* [Written problem]
Edit the lines between the one holding "Localize all elements." and the one holding "x-tick-label: 100 — [1033, 1710, 1125, 1799]", inclusive, replacing "Output format" with "Answer format" and keeping everything else unchanged. Leave the pictures out of your answer.

* [Task inputs]
▽
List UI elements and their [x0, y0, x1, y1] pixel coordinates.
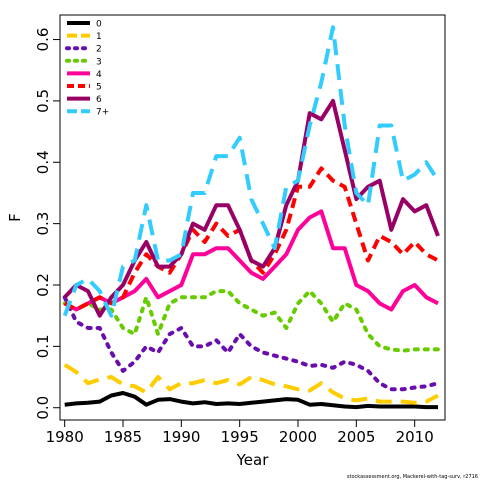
△
▽
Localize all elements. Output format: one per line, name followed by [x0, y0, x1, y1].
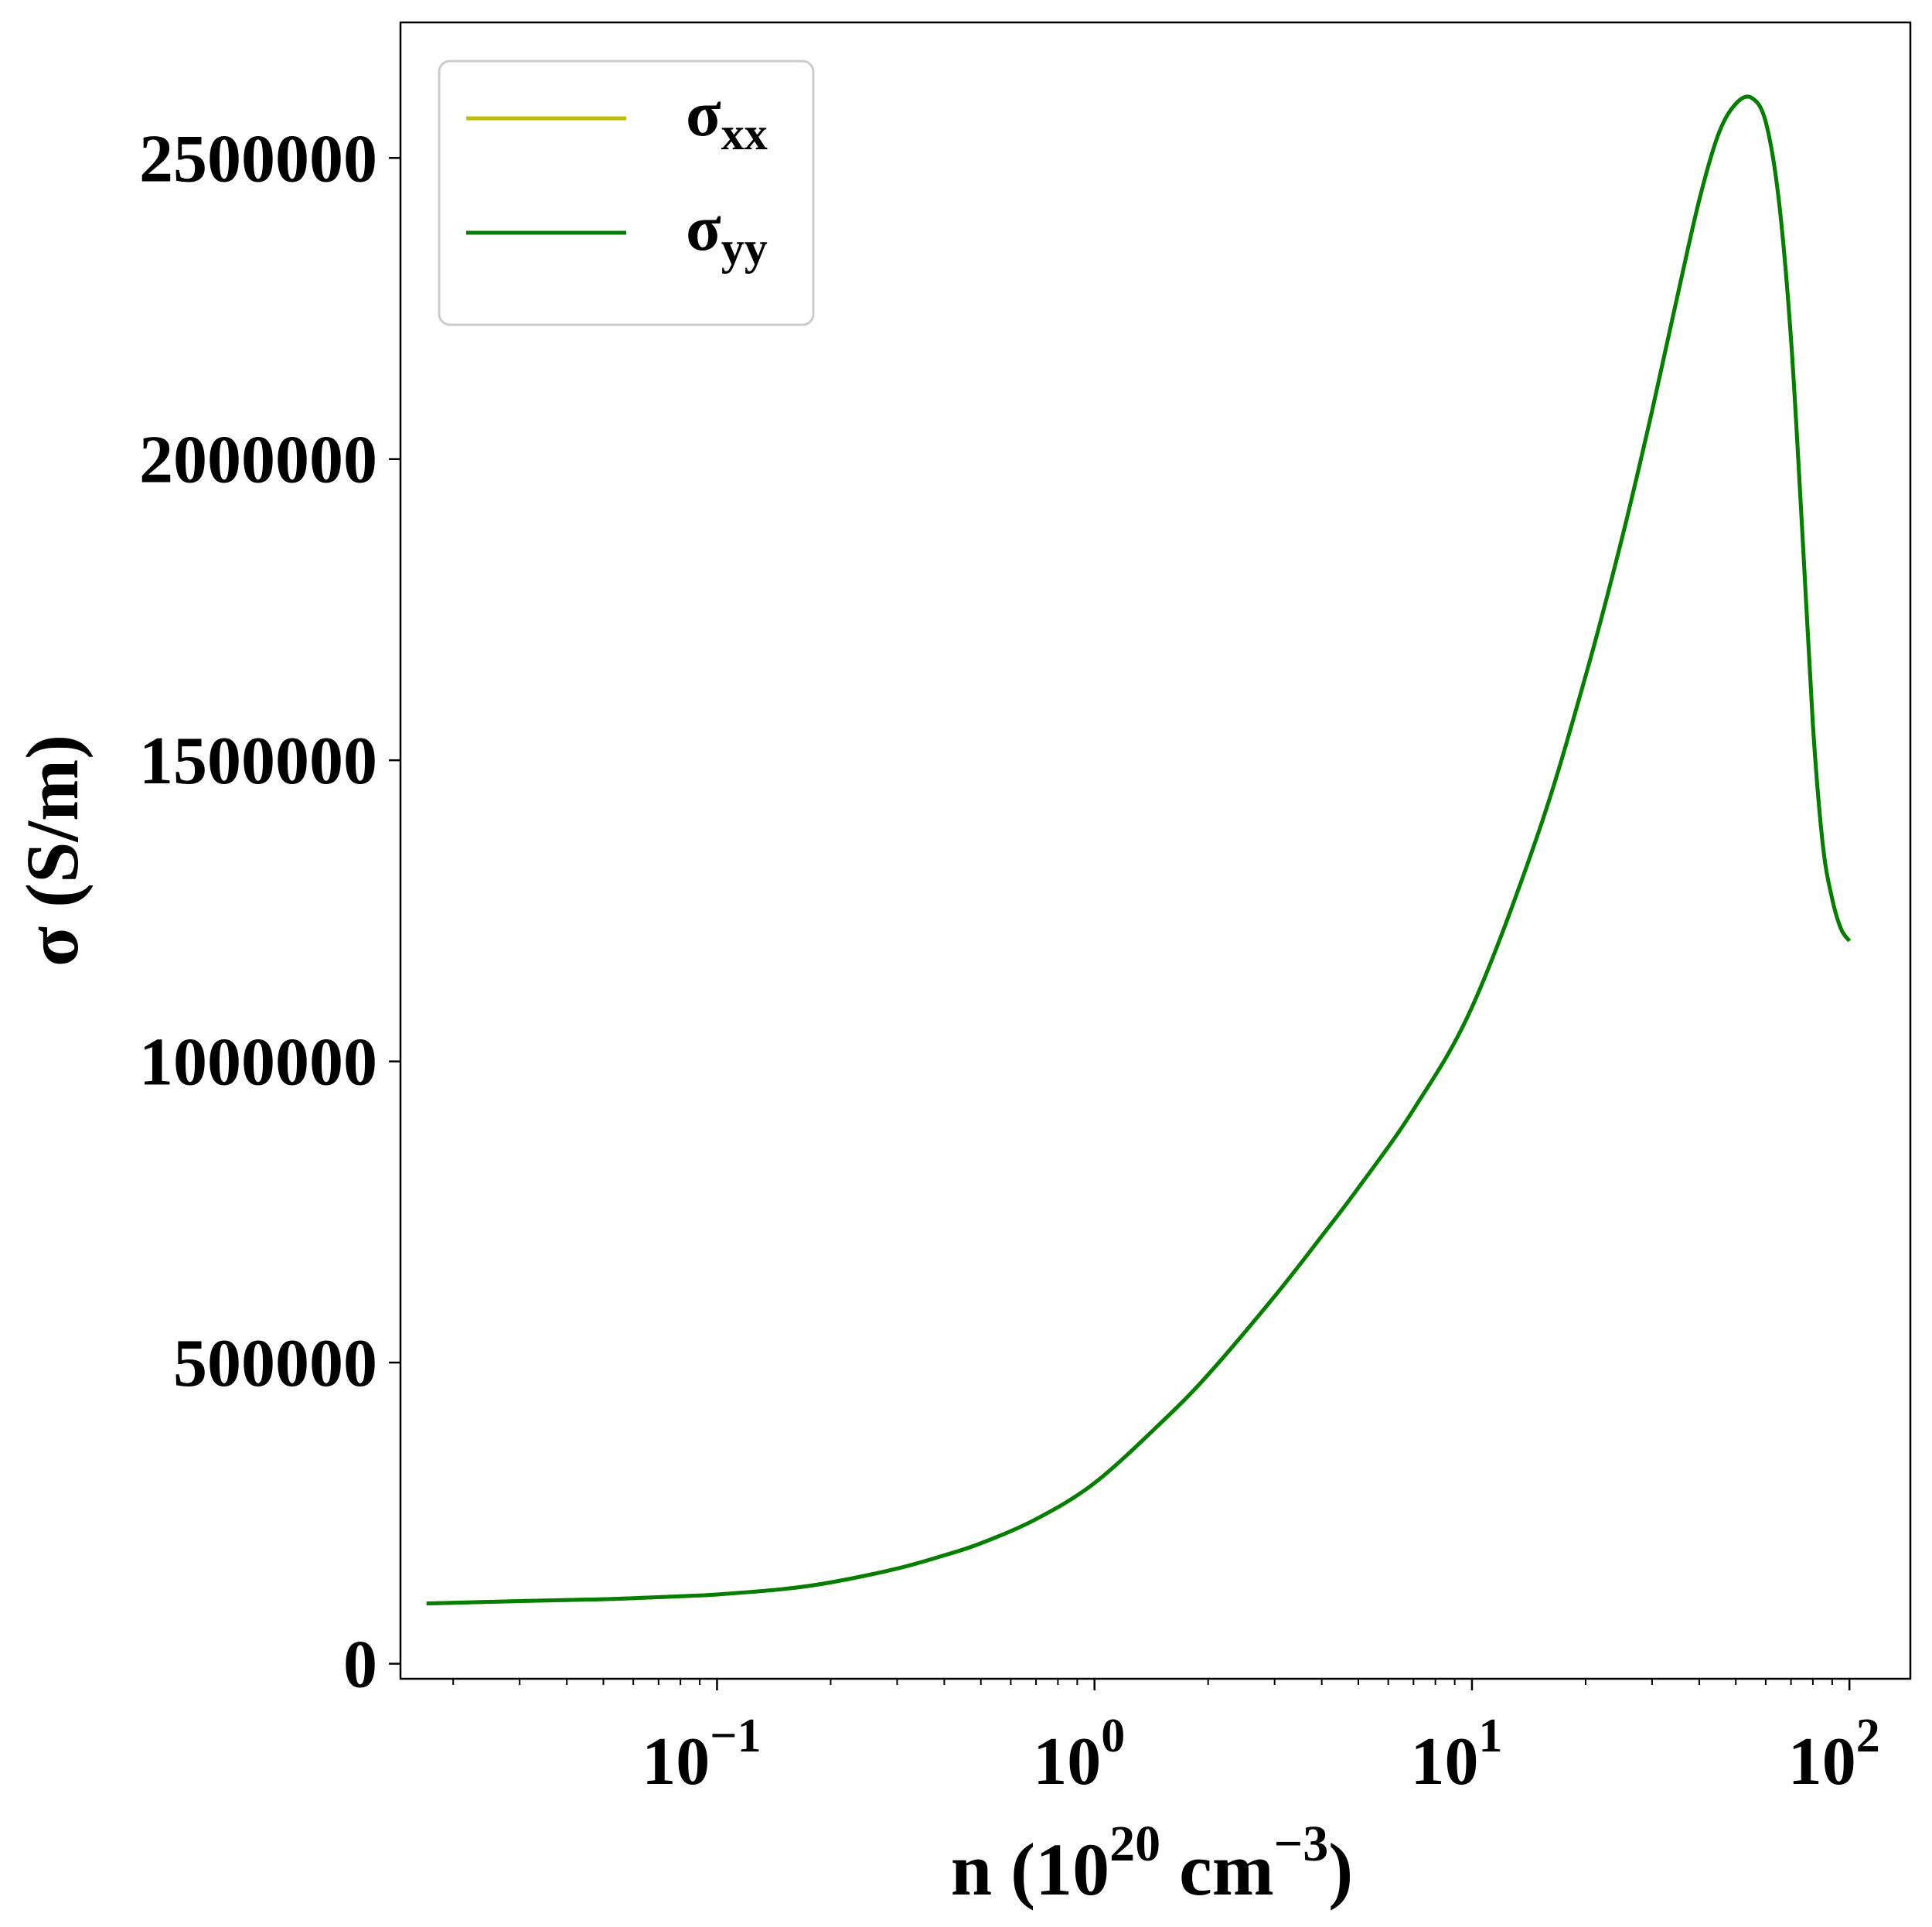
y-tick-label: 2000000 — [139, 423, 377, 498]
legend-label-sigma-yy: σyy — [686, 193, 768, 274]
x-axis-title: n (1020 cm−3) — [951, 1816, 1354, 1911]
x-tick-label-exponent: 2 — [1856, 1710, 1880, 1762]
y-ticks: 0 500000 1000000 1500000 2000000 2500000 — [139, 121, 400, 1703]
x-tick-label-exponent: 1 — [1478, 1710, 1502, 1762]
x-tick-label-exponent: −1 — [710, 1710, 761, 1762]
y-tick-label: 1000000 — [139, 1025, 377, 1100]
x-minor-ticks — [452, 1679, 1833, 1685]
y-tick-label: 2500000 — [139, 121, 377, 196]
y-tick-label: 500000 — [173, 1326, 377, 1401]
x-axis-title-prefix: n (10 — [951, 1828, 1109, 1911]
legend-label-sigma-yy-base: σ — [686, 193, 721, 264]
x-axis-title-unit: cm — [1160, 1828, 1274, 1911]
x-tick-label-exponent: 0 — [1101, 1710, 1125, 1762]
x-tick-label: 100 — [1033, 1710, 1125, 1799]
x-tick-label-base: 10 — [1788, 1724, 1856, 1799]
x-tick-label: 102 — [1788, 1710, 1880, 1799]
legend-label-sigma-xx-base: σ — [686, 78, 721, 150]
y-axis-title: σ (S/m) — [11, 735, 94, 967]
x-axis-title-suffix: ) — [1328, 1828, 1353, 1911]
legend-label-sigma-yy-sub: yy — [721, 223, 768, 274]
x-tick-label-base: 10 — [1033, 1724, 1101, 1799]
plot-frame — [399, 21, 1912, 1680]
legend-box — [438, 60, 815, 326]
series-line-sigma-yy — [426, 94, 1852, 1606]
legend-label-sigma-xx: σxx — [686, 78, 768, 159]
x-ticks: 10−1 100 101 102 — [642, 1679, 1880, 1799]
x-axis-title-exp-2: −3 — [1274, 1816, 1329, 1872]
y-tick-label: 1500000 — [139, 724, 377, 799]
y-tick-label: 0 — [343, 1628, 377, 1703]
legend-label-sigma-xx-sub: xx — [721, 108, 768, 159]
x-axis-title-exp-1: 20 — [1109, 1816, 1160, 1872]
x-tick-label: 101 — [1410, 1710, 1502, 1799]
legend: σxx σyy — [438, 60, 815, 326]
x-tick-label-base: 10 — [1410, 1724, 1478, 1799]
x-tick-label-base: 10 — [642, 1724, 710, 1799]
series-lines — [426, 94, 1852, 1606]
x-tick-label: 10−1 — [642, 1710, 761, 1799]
△
* [Complete output]
Localize all elements. Answer format: one per line, name followed by [x0, y0, x1, y1].
y-tick-label: 2000000 — [139, 423, 377, 498]
legend-label-sigma-yy: σyy — [686, 193, 768, 274]
x-axis-title: n (1020 cm−3) — [951, 1816, 1354, 1911]
x-tick-label-exponent: 2 — [1856, 1710, 1880, 1762]
y-ticks: 0 500000 1000000 1500000 2000000 2500000 — [139, 121, 400, 1703]
x-tick-label-exponent: 1 — [1478, 1710, 1502, 1762]
x-tick-label-exponent: −1 — [710, 1710, 761, 1762]
y-tick-label: 1000000 — [139, 1025, 377, 1100]
x-minor-ticks — [452, 1679, 1833, 1685]
y-tick-label: 2500000 — [139, 121, 377, 196]
y-tick-label: 500000 — [173, 1326, 377, 1401]
x-axis-title-prefix: n (10 — [951, 1828, 1109, 1911]
legend-label-sigma-yy-base: σ — [686, 193, 721, 264]
x-axis-title-unit: cm — [1160, 1828, 1274, 1911]
x-tick-label-exponent: 0 — [1101, 1710, 1125, 1762]
x-tick-label: 100 — [1033, 1710, 1125, 1799]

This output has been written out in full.